(WHAT IS REQUIRED) Provide only the number of lines in the data below that contain the word "Real".

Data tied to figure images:
_ _ _ _ _

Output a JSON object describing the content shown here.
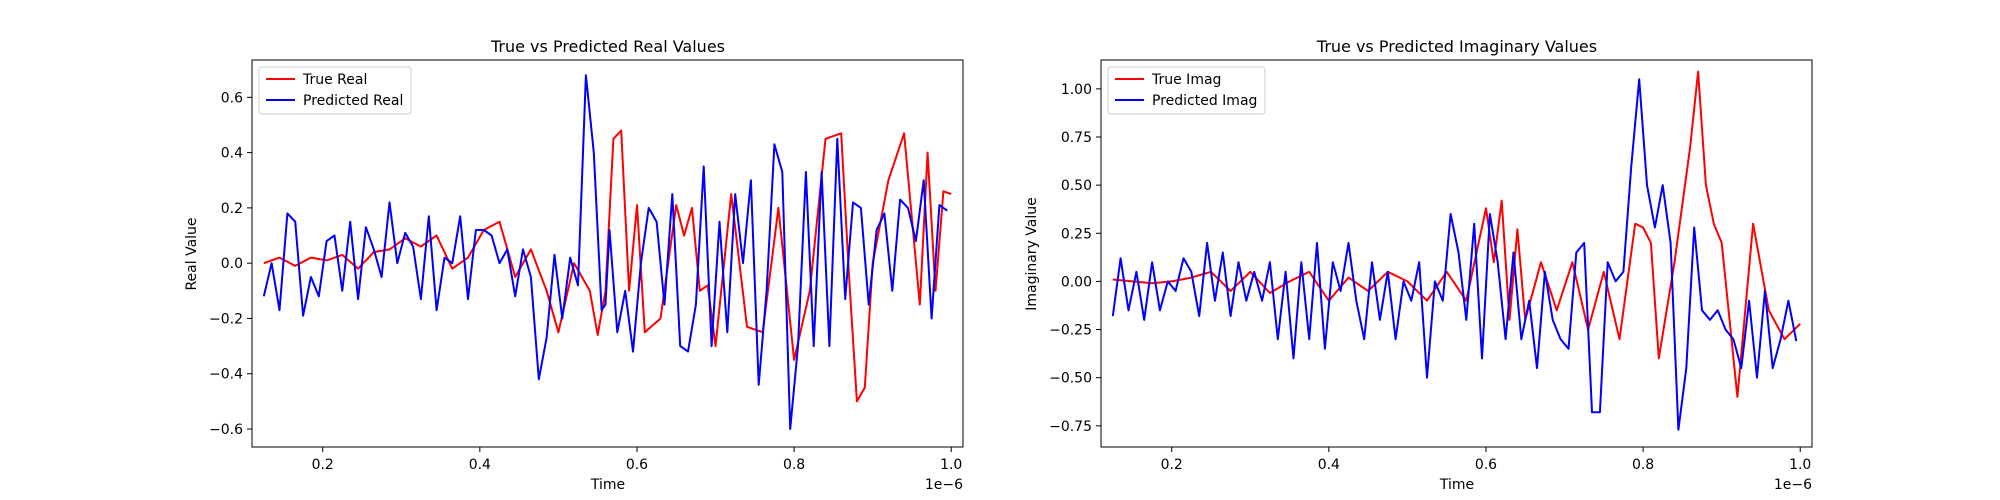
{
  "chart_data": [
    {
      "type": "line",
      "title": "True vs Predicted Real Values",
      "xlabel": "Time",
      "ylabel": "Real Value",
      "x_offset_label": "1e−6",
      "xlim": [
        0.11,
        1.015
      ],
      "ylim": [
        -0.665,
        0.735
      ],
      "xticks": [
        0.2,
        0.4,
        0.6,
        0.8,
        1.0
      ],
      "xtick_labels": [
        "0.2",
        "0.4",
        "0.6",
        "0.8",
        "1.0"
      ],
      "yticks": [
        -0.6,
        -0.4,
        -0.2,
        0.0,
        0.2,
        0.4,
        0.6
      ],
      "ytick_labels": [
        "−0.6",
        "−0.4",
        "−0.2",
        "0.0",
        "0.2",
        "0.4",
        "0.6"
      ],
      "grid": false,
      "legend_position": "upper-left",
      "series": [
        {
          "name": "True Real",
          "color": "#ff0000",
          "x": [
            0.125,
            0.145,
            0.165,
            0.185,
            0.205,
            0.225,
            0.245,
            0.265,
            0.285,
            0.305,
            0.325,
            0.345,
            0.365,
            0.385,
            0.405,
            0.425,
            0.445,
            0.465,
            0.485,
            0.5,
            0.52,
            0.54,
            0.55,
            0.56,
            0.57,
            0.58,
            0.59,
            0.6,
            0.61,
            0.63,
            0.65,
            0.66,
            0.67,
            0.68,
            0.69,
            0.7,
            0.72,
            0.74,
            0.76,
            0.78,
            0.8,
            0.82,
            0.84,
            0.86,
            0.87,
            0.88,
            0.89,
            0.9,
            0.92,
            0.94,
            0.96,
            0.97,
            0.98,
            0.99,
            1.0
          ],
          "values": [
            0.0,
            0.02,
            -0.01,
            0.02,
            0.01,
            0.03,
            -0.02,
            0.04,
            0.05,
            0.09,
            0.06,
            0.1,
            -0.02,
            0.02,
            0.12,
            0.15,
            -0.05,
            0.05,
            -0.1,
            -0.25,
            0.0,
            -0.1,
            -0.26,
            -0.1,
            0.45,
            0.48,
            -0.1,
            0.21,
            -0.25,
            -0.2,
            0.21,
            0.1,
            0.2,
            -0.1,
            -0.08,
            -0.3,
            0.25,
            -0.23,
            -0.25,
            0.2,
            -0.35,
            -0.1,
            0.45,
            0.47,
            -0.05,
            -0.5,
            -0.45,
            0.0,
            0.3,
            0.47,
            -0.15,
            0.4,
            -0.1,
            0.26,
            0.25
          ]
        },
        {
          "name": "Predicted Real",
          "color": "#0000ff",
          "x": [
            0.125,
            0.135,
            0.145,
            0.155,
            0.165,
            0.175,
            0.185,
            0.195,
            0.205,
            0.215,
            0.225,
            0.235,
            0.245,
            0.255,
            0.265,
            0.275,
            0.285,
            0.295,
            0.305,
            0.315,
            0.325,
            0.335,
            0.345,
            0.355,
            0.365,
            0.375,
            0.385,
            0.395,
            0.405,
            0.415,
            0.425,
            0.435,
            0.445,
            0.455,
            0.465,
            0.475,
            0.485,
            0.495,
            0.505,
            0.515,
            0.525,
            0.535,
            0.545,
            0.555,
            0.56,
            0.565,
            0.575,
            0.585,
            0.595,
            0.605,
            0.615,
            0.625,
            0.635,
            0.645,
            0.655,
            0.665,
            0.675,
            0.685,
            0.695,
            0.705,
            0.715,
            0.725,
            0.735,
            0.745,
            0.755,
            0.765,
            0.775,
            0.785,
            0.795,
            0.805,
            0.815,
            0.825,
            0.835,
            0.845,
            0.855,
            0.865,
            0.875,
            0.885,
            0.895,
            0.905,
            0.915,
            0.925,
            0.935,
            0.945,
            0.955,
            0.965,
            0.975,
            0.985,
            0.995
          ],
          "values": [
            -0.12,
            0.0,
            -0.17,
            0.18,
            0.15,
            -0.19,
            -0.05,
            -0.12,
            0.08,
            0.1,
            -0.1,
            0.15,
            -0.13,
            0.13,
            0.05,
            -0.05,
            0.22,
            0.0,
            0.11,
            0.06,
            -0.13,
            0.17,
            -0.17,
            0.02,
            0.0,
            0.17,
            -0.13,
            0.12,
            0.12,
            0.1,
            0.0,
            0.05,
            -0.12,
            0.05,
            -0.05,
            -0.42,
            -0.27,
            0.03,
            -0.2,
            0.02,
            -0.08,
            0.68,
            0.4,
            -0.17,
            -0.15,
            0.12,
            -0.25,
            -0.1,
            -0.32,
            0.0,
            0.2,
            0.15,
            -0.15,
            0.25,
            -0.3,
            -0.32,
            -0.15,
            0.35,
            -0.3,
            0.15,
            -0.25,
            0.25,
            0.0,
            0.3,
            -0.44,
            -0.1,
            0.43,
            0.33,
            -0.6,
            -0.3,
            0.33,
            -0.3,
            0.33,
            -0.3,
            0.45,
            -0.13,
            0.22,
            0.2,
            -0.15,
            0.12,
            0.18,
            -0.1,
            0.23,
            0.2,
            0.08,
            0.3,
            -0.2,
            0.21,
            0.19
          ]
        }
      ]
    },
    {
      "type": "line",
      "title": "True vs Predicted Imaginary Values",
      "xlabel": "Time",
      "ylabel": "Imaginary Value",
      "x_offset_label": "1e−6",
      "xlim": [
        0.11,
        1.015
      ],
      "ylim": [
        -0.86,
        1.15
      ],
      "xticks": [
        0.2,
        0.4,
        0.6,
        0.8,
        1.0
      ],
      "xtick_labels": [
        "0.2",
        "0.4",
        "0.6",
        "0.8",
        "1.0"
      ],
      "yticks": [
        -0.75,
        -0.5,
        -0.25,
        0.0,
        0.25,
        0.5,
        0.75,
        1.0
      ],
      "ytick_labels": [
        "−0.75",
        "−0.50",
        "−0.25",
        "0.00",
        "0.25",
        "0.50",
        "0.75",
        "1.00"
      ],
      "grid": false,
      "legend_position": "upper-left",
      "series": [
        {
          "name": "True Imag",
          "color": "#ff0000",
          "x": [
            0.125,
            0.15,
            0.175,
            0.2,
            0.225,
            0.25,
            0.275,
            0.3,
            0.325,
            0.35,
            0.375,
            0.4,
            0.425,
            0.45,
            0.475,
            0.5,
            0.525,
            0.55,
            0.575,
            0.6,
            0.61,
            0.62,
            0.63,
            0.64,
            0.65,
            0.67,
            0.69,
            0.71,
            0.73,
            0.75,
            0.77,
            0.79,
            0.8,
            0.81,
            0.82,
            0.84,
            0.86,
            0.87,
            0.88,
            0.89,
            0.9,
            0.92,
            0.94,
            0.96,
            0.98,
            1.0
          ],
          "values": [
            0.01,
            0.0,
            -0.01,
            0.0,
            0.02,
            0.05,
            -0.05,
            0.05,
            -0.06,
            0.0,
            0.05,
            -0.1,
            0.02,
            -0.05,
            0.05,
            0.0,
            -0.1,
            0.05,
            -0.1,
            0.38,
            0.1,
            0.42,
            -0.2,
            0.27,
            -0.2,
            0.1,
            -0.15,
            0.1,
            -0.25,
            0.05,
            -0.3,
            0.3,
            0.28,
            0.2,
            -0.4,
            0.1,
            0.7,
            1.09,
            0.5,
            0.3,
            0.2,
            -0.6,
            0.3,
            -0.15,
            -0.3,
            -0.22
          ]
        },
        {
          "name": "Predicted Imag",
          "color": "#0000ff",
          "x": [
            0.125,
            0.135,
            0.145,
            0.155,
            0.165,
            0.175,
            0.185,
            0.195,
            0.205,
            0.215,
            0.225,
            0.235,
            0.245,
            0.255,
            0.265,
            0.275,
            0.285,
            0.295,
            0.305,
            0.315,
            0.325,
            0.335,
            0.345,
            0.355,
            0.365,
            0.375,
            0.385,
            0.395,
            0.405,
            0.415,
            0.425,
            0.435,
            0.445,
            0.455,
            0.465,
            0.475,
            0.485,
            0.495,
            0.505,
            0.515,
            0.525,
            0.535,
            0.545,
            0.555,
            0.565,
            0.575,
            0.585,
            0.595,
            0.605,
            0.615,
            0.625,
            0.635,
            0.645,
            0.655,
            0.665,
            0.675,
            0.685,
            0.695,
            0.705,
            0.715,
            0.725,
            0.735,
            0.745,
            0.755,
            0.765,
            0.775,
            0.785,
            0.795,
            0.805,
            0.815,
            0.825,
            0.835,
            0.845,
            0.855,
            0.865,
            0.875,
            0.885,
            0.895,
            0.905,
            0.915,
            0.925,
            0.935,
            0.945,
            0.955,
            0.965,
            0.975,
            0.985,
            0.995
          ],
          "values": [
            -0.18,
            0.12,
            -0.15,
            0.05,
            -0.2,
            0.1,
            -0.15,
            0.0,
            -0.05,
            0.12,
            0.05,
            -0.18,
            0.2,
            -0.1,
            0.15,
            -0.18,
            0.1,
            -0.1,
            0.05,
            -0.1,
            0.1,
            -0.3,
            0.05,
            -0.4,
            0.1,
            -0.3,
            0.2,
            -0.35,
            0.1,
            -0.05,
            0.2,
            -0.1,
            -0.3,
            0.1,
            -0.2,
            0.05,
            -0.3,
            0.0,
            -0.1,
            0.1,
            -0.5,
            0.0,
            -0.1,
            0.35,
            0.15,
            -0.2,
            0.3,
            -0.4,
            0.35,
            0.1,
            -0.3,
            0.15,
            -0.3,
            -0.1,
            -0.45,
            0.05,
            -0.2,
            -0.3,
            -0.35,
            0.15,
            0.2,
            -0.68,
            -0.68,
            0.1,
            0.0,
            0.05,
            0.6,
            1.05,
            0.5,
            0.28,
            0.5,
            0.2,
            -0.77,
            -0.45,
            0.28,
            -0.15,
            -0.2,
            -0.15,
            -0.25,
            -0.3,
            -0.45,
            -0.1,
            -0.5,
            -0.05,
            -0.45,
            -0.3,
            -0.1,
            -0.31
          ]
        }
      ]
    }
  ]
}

_ _ _ _ _

(WRITTEN RESPONSE) 4